Exercise description
Copy the data exactly; pictures stay out of the copy.

— BEGIN Data for the task —

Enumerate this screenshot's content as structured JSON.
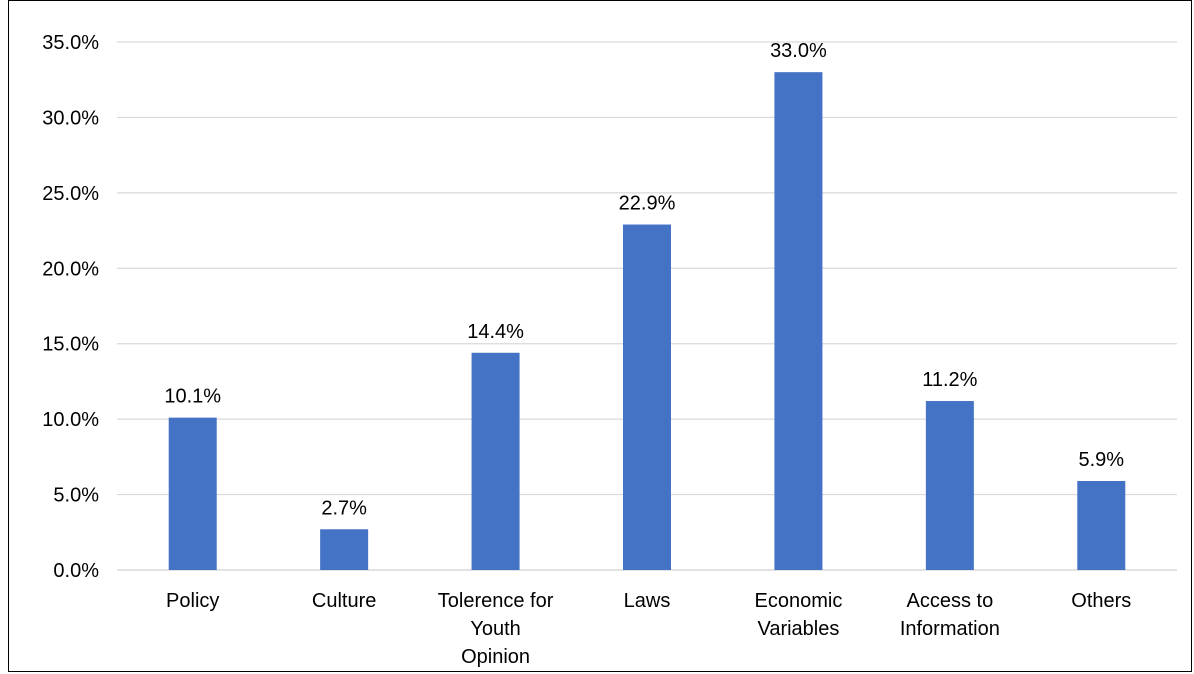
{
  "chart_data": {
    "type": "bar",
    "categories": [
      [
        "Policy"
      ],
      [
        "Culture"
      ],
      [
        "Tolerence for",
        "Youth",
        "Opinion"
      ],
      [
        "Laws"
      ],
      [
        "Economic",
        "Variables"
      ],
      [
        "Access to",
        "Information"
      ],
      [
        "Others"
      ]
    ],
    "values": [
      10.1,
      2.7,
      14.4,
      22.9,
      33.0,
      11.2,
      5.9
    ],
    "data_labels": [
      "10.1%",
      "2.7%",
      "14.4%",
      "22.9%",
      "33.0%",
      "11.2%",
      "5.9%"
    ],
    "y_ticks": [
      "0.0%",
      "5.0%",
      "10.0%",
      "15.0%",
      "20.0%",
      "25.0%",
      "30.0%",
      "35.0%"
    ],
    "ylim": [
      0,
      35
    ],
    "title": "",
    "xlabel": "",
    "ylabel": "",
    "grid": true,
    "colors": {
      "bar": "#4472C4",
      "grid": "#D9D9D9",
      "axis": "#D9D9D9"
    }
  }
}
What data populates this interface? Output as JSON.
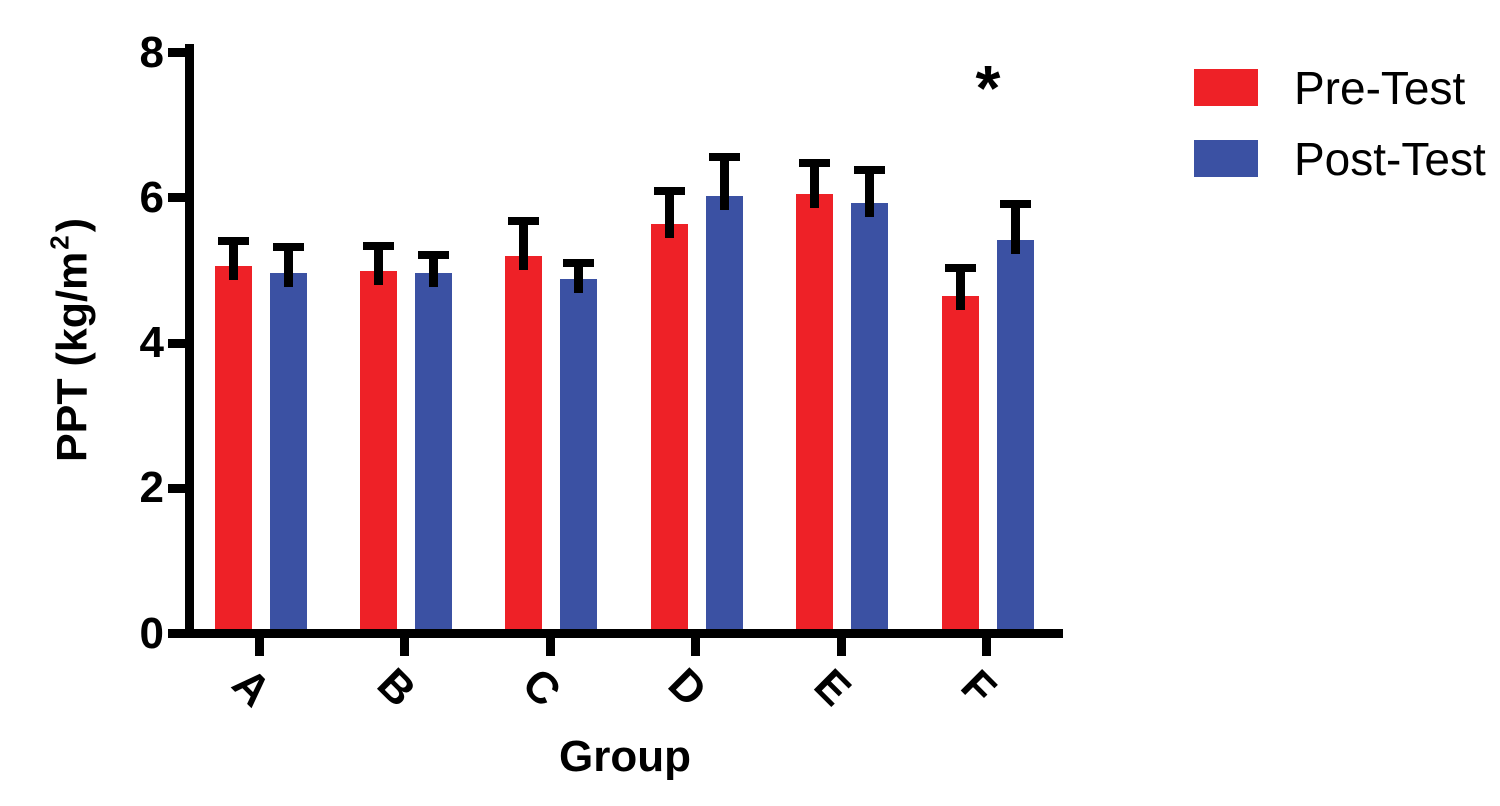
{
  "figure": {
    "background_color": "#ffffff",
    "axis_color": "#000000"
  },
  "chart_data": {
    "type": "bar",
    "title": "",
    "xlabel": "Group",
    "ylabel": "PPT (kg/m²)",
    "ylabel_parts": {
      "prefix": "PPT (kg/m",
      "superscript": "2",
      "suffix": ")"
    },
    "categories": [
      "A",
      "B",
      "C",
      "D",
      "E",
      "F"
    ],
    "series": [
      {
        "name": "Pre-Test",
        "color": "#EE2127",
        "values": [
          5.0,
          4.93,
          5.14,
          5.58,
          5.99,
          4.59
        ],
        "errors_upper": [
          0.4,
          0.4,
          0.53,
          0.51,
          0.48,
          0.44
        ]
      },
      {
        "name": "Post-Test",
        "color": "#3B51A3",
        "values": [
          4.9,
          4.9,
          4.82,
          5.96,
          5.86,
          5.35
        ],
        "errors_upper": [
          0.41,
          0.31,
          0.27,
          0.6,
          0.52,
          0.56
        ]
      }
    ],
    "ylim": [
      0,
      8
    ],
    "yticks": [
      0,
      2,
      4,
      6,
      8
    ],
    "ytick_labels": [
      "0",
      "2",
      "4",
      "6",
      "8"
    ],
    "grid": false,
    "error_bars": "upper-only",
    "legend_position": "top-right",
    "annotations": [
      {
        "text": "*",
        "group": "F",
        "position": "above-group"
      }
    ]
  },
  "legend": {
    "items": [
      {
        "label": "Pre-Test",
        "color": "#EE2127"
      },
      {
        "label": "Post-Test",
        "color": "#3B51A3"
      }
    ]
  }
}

— END Data for the task —

Result of this task
Enumerate this screenshot's content as structured JSON.
{
  "chart_data": {
    "type": "bar",
    "categories": [
      [
        "Policy"
      ],
      [
        "Culture"
      ],
      [
        "Tolerence for",
        "Youth",
        "Opinion"
      ],
      [
        "Laws"
      ],
      [
        "Economic",
        "Variables"
      ],
      [
        "Access to",
        "Information"
      ],
      [
        "Others"
      ]
    ],
    "values": [
      10.1,
      2.7,
      14.4,
      22.9,
      33.0,
      11.2,
      5.9
    ],
    "data_labels": [
      "10.1%",
      "2.7%",
      "14.4%",
      "22.9%",
      "33.0%",
      "11.2%",
      "5.9%"
    ],
    "y_ticks": [
      "0.0%",
      "5.0%",
      "10.0%",
      "15.0%",
      "20.0%",
      "25.0%",
      "30.0%",
      "35.0%"
    ],
    "ylim": [
      0,
      35
    ],
    "title": "",
    "xlabel": "",
    "ylabel": "",
    "grid": true,
    "colors": {
      "bar": "#4472C4",
      "grid": "#D9D9D9",
      "axis": "#D9D9D9"
    }
  }
}
What data populates this interface? Output as JSON.
{
  "figure": {
    "background_color": "#ffffff",
    "axis_color": "#000000"
  },
  "chart_data": {
    "type": "bar",
    "title": "",
    "xlabel": "Group",
    "ylabel": "PPT (kg/m²)",
    "ylabel_parts": {
      "prefix": "PPT (kg/m",
      "superscript": "2",
      "suffix": ")"
    },
    "categories": [
      "A",
      "B",
      "C",
      "D",
      "E",
      "F"
    ],
    "series": [
      {
        "name": "Pre-Test",
        "color": "#EE2127",
        "values": [
          5.0,
          4.93,
          5.14,
          5.58,
          5.99,
          4.59
        ],
        "errors_upper": [
          0.4,
          0.4,
          0.53,
          0.51,
          0.48,
          0.44
        ]
      },
      {
        "name": "Post-Test",
        "color": "#3B51A3",
        "values": [
          4.9,
          4.9,
          4.82,
          5.96,
          5.86,
          5.35
        ],
        "errors_upper": [
          0.41,
          0.31,
          0.27,
          0.6,
          0.52,
          0.56
        ]
      }
    ],
    "ylim": [
      0,
      8
    ],
    "yticks": [
      0,
      2,
      4,
      6,
      8
    ],
    "ytick_labels": [
      "0",
      "2",
      "4",
      "6",
      "8"
    ],
    "grid": false,
    "error_bars": "upper-only",
    "legend_position": "top-right",
    "annotations": [
      {
        "text": "*",
        "group": "F",
        "position": "above-group"
      }
    ]
  },
  "legend": {
    "items": [
      {
        "label": "Pre-Test",
        "color": "#EE2127"
      },
      {
        "label": "Post-Test",
        "color": "#3B51A3"
      }
    ]
  }
}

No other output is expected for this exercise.